▶ [Set problem] Copy every line of the listing below without changing anything.

▶ [Provided material]
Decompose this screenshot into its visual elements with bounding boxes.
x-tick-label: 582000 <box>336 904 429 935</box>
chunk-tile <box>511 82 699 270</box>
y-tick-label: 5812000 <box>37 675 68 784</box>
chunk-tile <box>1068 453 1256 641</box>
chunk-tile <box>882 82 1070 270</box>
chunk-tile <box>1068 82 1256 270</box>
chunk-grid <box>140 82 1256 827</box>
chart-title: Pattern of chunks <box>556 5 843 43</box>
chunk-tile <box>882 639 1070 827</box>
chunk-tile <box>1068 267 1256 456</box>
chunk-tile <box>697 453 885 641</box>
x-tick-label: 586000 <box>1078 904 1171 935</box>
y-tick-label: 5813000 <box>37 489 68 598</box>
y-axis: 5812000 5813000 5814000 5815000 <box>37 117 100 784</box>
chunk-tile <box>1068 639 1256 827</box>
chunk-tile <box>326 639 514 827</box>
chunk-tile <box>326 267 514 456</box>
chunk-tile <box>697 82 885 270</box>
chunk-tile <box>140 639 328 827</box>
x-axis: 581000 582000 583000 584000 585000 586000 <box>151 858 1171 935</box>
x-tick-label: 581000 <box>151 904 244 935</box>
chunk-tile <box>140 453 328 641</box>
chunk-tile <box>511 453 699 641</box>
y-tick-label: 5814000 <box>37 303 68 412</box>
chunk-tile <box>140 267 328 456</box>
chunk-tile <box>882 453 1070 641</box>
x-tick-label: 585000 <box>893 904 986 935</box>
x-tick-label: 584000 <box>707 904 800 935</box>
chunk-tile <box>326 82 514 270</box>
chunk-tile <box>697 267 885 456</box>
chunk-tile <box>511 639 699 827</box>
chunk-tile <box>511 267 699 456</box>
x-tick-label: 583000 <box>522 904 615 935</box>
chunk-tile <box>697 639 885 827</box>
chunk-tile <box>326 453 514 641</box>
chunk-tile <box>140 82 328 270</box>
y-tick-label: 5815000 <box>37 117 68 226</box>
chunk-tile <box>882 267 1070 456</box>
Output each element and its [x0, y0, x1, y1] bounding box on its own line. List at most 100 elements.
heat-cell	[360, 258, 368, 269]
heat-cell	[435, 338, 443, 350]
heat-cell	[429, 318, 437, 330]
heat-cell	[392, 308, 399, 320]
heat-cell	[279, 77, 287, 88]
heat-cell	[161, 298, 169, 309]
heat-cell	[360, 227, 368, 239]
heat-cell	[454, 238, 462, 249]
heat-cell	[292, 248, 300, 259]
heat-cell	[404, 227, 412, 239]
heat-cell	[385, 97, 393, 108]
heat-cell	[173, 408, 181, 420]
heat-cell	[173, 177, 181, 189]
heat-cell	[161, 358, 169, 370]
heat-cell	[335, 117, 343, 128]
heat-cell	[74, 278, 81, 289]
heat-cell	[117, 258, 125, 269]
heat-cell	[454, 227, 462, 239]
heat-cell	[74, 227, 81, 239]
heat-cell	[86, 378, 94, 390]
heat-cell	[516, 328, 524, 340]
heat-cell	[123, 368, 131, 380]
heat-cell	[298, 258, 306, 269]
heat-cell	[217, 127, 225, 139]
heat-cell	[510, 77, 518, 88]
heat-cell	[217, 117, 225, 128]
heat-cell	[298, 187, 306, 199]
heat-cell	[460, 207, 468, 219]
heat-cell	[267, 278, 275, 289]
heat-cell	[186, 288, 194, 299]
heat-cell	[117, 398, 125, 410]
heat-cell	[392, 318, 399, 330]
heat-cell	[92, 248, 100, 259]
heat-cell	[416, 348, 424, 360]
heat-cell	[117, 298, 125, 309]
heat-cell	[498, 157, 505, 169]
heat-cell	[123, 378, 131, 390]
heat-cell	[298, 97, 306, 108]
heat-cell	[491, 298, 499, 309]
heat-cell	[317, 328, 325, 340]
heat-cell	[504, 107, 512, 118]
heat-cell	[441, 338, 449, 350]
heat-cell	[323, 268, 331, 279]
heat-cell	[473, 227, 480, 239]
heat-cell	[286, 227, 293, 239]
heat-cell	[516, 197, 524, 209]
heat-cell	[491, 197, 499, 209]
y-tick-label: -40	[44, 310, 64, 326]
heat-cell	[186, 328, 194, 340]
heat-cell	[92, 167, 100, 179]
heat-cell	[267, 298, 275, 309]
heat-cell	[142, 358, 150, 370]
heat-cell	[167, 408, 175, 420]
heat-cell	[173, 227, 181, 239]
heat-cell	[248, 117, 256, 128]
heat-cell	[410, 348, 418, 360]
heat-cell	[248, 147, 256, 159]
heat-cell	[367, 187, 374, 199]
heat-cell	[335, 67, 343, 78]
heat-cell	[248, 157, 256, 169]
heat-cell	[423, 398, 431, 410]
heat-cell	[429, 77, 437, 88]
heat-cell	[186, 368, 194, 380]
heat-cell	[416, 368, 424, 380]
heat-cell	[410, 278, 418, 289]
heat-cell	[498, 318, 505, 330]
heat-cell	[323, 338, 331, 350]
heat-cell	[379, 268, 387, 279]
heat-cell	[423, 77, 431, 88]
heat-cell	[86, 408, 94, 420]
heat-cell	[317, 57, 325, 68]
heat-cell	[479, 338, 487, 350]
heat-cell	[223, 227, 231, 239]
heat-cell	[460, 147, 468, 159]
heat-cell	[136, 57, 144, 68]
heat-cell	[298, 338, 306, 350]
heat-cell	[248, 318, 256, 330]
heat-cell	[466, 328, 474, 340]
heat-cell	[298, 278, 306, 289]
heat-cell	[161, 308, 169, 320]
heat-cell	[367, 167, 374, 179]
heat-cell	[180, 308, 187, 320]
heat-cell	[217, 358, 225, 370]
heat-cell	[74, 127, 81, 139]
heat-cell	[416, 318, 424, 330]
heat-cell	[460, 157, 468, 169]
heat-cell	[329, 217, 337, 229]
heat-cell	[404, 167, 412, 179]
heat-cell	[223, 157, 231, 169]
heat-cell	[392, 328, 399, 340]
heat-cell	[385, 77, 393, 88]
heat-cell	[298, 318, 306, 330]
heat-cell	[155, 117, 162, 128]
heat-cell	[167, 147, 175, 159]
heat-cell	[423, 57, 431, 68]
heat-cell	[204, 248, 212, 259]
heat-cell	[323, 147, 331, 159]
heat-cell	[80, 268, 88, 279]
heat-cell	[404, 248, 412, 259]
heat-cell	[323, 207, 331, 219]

▶ [Exercise solution]
Decompose this screenshot into its visual elements with bounding boxes.
x-tick-label: 582000 <box>336 904 429 935</box>
chunk-tile <box>511 82 699 270</box>
y-tick-label: 5812000 <box>37 675 68 784</box>
chunk-tile <box>1068 453 1256 641</box>
chunk-tile <box>882 82 1070 270</box>
chunk-tile <box>1068 82 1256 270</box>
chunk-grid <box>140 82 1256 827</box>
chart-title: Pattern of chunks <box>556 5 843 43</box>
chunk-tile <box>882 639 1070 827</box>
chunk-tile <box>1068 267 1256 456</box>
chunk-tile <box>697 453 885 641</box>
x-tick-label: 586000 <box>1078 904 1171 935</box>
y-tick-label: 5813000 <box>37 489 68 598</box>
y-axis: 5812000 5813000 5814000 5815000 <box>37 117 100 784</box>
chunk-tile <box>1068 639 1256 827</box>
chunk-tile <box>326 639 514 827</box>
chunk-tile <box>326 267 514 456</box>
chunk-tile <box>697 82 885 270</box>
chunk-tile <box>140 639 328 827</box>
x-axis: 581000 582000 583000 584000 585000 586000 <box>151 858 1171 935</box>
x-tick-label: 581000 <box>151 904 244 935</box>
chunk-tile <box>140 453 328 641</box>
chunk-tile <box>511 453 699 641</box>
y-tick-label: 5814000 <box>37 303 68 412</box>
chunk-tile <box>140 267 328 456</box>
chunk-tile <box>882 453 1070 641</box>
x-tick-label: 585000 <box>893 904 986 935</box>
x-tick-label: 584000 <box>707 904 800 935</box>
chunk-tile <box>326 82 514 270</box>
chunk-tile <box>697 267 885 456</box>
chunk-tile <box>511 639 699 827</box>
chunk-tile <box>511 267 699 456</box>
x-tick-label: 583000 <box>522 904 615 935</box>
chunk-tile <box>697 639 885 827</box>
chunk-tile <box>326 453 514 641</box>
chunk-tile <box>140 82 328 270</box>
y-tick-label: 5815000 <box>37 117 68 226</box>
chunk-tile <box>882 267 1070 456</box>
Output each element and its [x0, y0, x1, y1] bounding box on its own line. List at most 100 elements.
heat-cell	[360, 258, 368, 269]
heat-cell	[435, 338, 443, 350]
heat-cell	[429, 318, 437, 330]
heat-cell	[392, 308, 399, 320]
heat-cell	[279, 77, 287, 88]
heat-cell	[161, 298, 169, 309]
heat-cell	[360, 227, 368, 239]
heat-cell	[454, 238, 462, 249]
heat-cell	[292, 248, 300, 259]
heat-cell	[404, 227, 412, 239]
heat-cell	[385, 97, 393, 108]
heat-cell	[173, 408, 181, 420]
heat-cell	[173, 177, 181, 189]
heat-cell	[161, 358, 169, 370]
heat-cell	[335, 117, 343, 128]
heat-cell	[74, 278, 81, 289]
heat-cell	[117, 258, 125, 269]
heat-cell	[454, 227, 462, 239]
heat-cell	[74, 227, 81, 239]
heat-cell	[86, 378, 94, 390]
heat-cell	[516, 328, 524, 340]
heat-cell	[123, 368, 131, 380]
heat-cell	[298, 258, 306, 269]
heat-cell	[217, 127, 225, 139]
heat-cell	[510, 77, 518, 88]
heat-cell	[217, 117, 225, 128]
heat-cell	[298, 187, 306, 199]
heat-cell	[460, 207, 468, 219]
heat-cell	[267, 278, 275, 289]
heat-cell	[186, 288, 194, 299]
heat-cell	[117, 398, 125, 410]
heat-cell	[392, 318, 399, 330]
heat-cell	[92, 248, 100, 259]
heat-cell	[416, 348, 424, 360]
heat-cell	[117, 298, 125, 309]
heat-cell	[498, 157, 505, 169]
heat-cell	[123, 378, 131, 390]
heat-cell	[298, 97, 306, 108]
heat-cell	[491, 298, 499, 309]
heat-cell	[317, 328, 325, 340]
heat-cell	[504, 107, 512, 118]
heat-cell	[441, 338, 449, 350]
heat-cell	[323, 268, 331, 279]
heat-cell	[473, 227, 480, 239]
heat-cell	[286, 227, 293, 239]
heat-cell	[516, 197, 524, 209]
heat-cell	[491, 197, 499, 209]
y-tick-label: -40	[44, 310, 64, 326]
heat-cell	[186, 328, 194, 340]
heat-cell	[92, 167, 100, 179]
heat-cell	[267, 298, 275, 309]
heat-cell	[142, 358, 150, 370]
heat-cell	[167, 408, 175, 420]
heat-cell	[173, 227, 181, 239]
heat-cell	[248, 117, 256, 128]
heat-cell	[410, 348, 418, 360]
heat-cell	[248, 147, 256, 159]
heat-cell	[367, 187, 374, 199]
heat-cell	[335, 67, 343, 78]
heat-cell	[248, 157, 256, 169]
heat-cell	[423, 398, 431, 410]
heat-cell	[429, 77, 437, 88]
heat-cell	[186, 368, 194, 380]
heat-cell	[416, 368, 424, 380]
heat-cell	[410, 278, 418, 289]
heat-cell	[498, 318, 505, 330]
heat-cell	[323, 338, 331, 350]
heat-cell	[379, 268, 387, 279]
heat-cell	[423, 77, 431, 88]
heat-cell	[86, 408, 94, 420]
heat-cell	[317, 57, 325, 68]
heat-cell	[479, 338, 487, 350]
heat-cell	[223, 227, 231, 239]
heat-cell	[460, 147, 468, 159]
heat-cell	[136, 57, 144, 68]
heat-cell	[298, 338, 306, 350]
heat-cell	[248, 318, 256, 330]
heat-cell	[466, 328, 474, 340]
heat-cell	[298, 278, 306, 289]
heat-cell	[161, 308, 169, 320]
heat-cell	[367, 167, 374, 179]
heat-cell	[180, 308, 187, 320]
heat-cell	[217, 358, 225, 370]
heat-cell	[74, 127, 81, 139]
heat-cell	[416, 318, 424, 330]
heat-cell	[460, 157, 468, 169]
heat-cell	[329, 217, 337, 229]
heat-cell	[404, 167, 412, 179]
heat-cell	[223, 157, 231, 169]
heat-cell	[392, 328, 399, 340]
heat-cell	[385, 77, 393, 88]
heat-cell	[298, 318, 306, 330]
heat-cell	[155, 117, 162, 128]
heat-cell	[167, 147, 175, 159]
heat-cell	[423, 57, 431, 68]
heat-cell	[204, 248, 212, 259]
heat-cell	[323, 147, 331, 159]
heat-cell	[80, 268, 88, 279]
heat-cell	[404, 248, 412, 259]
heat-cell	[323, 207, 331, 219]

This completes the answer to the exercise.